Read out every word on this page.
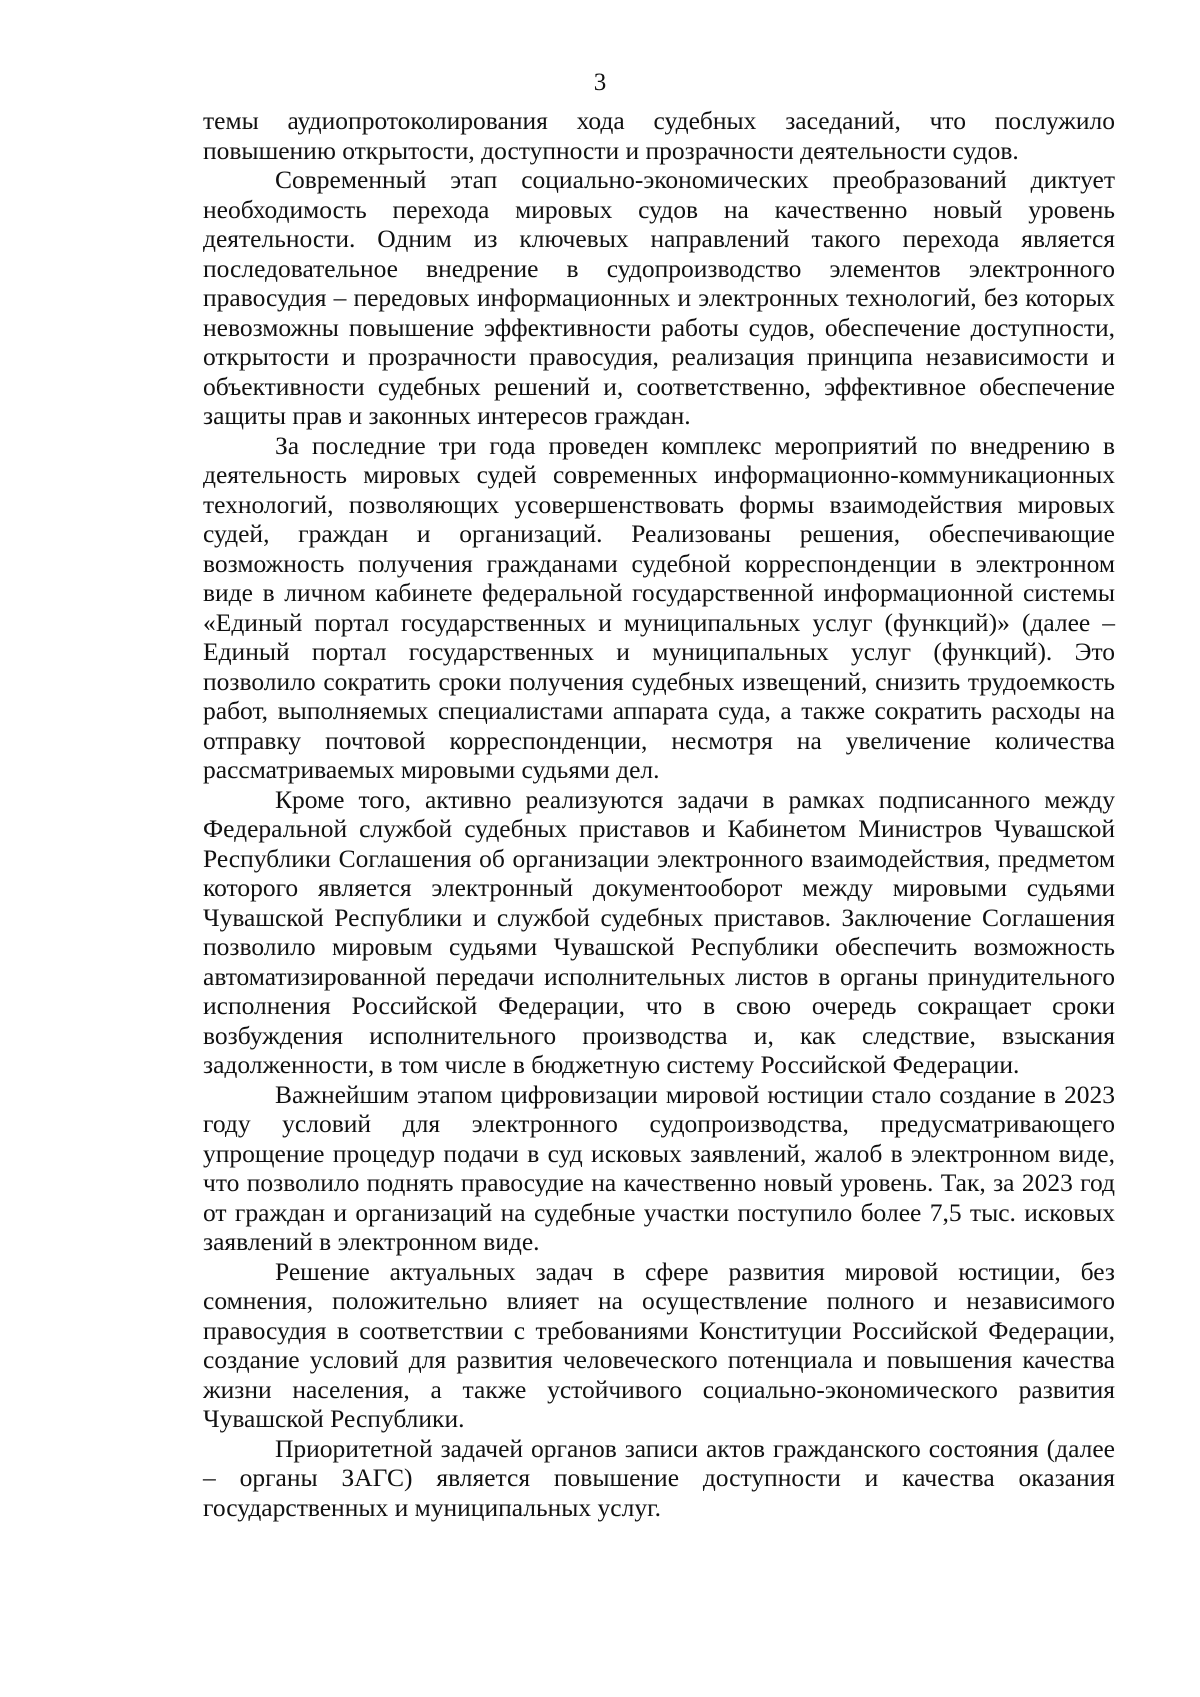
3

темы аудиопротоколирования хода судебных заседаний, что послужило повышению открытости, доступности и прозрачности деятельности судов.

Современный этап социально-экономических преобразований диктует необходимость перехода мировых судов на качественно новый уровень деятельности. Одним из ключевых направлений такого перехода является последовательное внедрение в судопроизводство элементов электронного правосудия – передовых информационных и электронных технологий, без которых невозможны повышение эффективности работы судов, обеспечение доступности, открытости и прозрачности правосудия, реализация принципа независимости и объективности судебных решений и, соответственно, эффективное обеспечение защиты прав и законных интересов граждан.

За последние три года проведен комплекс мероприятий по внедрению в деятельность мировых судей современных информационно-коммуникационных технологий, позволяющих усовершенствовать формы взаимодействия мировых судей, граждан и организаций. Реализованы решения, обеспечивающие возможность получения гражданами судебной корреспонденции в электронном виде в личном кабинете федеральной государственной информационной системы «Единый портал государственных и муниципальных услуг (функций)» (далее – Единый портал государственных и муниципальных услуг (функций). Это позволило сократить сроки получения судебных извещений, снизить трудоемкость работ, выполняемых специалистами аппарата суда, а также сократить расходы на отправку почтовой корреспонденции, несмотря на увеличение количества рассматриваемых мировыми судьями дел.

Кроме того, активно реализуются задачи в рамках подписанного между Федеральной службой судебных приставов и Кабинетом Министров Чувашской Республики Соглашения об организации электронного взаимодействия, предметом которого является электронный документооборот между мировыми судьями Чувашской Республики и службой судебных приставов. Заключение Соглашения позволило мировым судьями Чувашской Республики обеспечить возможность автоматизированной передачи исполнительных листов в органы принудительного исполнения Российской Федерации, что в свою очередь сокращает сроки возбуждения исполнительного производства и, как следствие, взыскания задолженности, в том числе в бюджетную систему Российской Федерации.

Важнейшим этапом цифровизации мировой юстиции стало создание в 2023 году условий для электронного судопроизводства, предусматривающего упрощение процедур подачи в суд исковых заявлений, жалоб в электронном виде, что позволило поднять правосудие на качественно новый уровень. Так, за 2023 год от граждан и организаций на судебные участки поступило более 7,5 тыс. исковых заявлений в электронном виде.

Решение актуальных задач в сфере развития мировой юстиции, без сомнения, положительно влияет на осуществление полного и независимого правосудия в соответствии с требованиями Конституции Российской Федерации, создание условий для развития человеческого потенциала и повышения качества жизни населения, а также устойчивого социально-экономического развития Чувашской Республики.

Приоритетной задачей органов записи актов гражданского состояния (далее – органы ЗАГС) является повышение доступности и качества оказания государственных и муниципальных услуг.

|---|

# Problem details
The listing above needs to be output again exactly. Don't include the pictures.

# Worked solution
Read out every word on this page.
3

темы аудиопротоколирования хода судебных заседаний, что послужило повышению открытости, доступности и прозрачности деятельности судов.

Современный этап социально-экономических преобразований диктует необходимость перехода мировых судов на качественно новый уровень деятельности. Одним из ключевых направлений такого перехода является последовательное внедрение в судопроизводство элементов электронного правосудия – передовых информационных и электронных технологий, без которых невозможны повышение эффективности работы судов, обеспечение доступности, открытости и прозрачности правосудия, реализация принципа независимости и объективности судебных решений и, соответственно, эффективное обеспечение защиты прав и законных интересов граждан.

За последние три года проведен комплекс мероприятий по внедрению в деятельность мировых судей современных информационно-коммуникационных технологий, позволяющих усовершенствовать формы взаимодействия мировых судей, граждан и организаций. Реализованы решения, обеспечивающие возможность получения гражданами судебной корреспонденции в электронном виде в личном кабинете федеральной государственной информационной системы «Единый портал государственных и муниципальных услуг (функций)» (далее – Единый портал государственных и муниципальных услуг (функций). Это позволило сократить сроки получения судебных извещений, снизить трудоемкость работ, выполняемых специалистами аппарата суда, а также сократить расходы на отправку почтовой корреспонденции, несмотря на увеличение количества рассматриваемых мировыми судьями дел.

Кроме того, активно реализуются задачи в рамках подписанного между Федеральной службой судебных приставов и Кабинетом Министров Чувашской Республики Соглашения об организации электронного взаимодействия, предметом которого является электронный документооборот между мировыми судьями Чувашской Республики и службой судебных приставов. Заключение Соглашения позволило мировым судьями Чувашской Республики обеспечить возможность автоматизированной передачи исполнительных листов в органы принудительного исполнения Российской Федерации, что в свою очередь сокращает сроки возбуждения исполнительного производства и, как следствие, взыскания задолженности, в том числе в бюджетную систему Российской Федерации.

Важнейшим этапом цифровизации мировой юстиции стало создание в 2023 году условий для электронного судопроизводства, предусматривающего упрощение процедур подачи в суд исковых заявлений, жалоб в электронном виде, что позволило поднять правосудие на качественно новый уровень. Так, за 2023 год от граждан и организаций на судебные участки поступило более 7,5 тыс. исковых заявлений в электронном виде.

Решение актуальных задач в сфере развития мировой юстиции, без сомнения, положительно влияет на осуществление полного и независимого правосудия в соответствии с требованиями Конституции Российской Федерации, создание условий для развития человеческого потенциала и повышения качества жизни населения, а также устойчивого социально-экономического развития Чувашской Республики.

Приоритетной задачей органов записи актов гражданского состояния (далее – органы ЗАГС) является повышение доступности и качества оказания государственных и муниципальных услуг.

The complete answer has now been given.